Data in this exercise:
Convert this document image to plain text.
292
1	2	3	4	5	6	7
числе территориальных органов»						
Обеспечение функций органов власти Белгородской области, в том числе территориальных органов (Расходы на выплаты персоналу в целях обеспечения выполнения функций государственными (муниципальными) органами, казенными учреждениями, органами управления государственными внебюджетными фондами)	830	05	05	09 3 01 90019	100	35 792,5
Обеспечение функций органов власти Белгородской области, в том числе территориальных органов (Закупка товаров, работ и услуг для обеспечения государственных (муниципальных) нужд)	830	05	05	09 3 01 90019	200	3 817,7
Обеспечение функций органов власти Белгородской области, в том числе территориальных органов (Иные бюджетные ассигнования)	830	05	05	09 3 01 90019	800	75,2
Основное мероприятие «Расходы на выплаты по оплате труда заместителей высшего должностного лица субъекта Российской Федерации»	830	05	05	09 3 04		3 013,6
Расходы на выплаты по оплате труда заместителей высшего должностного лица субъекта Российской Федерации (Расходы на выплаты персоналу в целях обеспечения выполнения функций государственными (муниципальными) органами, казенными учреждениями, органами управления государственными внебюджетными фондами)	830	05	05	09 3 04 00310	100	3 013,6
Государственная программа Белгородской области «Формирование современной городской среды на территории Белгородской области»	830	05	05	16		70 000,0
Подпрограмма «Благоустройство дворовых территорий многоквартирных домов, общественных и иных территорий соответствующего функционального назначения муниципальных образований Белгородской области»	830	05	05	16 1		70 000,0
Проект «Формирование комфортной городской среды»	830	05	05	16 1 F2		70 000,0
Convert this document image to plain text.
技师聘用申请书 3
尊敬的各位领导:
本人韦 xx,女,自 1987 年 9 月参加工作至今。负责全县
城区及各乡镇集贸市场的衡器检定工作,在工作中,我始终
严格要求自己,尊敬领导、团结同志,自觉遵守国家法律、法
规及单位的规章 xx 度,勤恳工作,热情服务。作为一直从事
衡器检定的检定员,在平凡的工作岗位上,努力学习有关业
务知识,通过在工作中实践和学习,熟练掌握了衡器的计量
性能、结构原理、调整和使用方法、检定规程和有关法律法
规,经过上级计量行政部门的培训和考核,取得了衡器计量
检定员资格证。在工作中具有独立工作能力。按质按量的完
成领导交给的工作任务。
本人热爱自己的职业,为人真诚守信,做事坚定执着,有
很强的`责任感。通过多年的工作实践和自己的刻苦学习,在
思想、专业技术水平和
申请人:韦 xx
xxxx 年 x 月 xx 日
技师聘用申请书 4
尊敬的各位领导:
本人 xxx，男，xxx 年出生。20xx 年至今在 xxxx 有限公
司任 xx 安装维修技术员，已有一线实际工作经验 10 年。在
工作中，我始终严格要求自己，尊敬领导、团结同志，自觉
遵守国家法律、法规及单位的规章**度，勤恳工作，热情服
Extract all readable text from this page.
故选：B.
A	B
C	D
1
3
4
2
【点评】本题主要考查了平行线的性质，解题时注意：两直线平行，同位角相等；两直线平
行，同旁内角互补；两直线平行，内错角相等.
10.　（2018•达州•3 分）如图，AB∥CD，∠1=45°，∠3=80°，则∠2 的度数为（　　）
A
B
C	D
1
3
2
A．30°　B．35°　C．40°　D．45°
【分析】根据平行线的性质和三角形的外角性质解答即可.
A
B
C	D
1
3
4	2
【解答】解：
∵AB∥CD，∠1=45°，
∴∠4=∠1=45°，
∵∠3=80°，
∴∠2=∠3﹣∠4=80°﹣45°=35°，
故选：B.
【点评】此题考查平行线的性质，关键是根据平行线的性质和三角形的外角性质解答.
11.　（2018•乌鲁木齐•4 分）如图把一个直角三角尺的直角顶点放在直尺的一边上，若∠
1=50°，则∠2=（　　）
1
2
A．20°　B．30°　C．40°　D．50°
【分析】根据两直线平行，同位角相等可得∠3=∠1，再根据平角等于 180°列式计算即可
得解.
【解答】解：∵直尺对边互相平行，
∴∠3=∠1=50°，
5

Written exercise: Above is a listing; report how many of its lines include the word "团结同志", giving the number only.

Exercise result: 2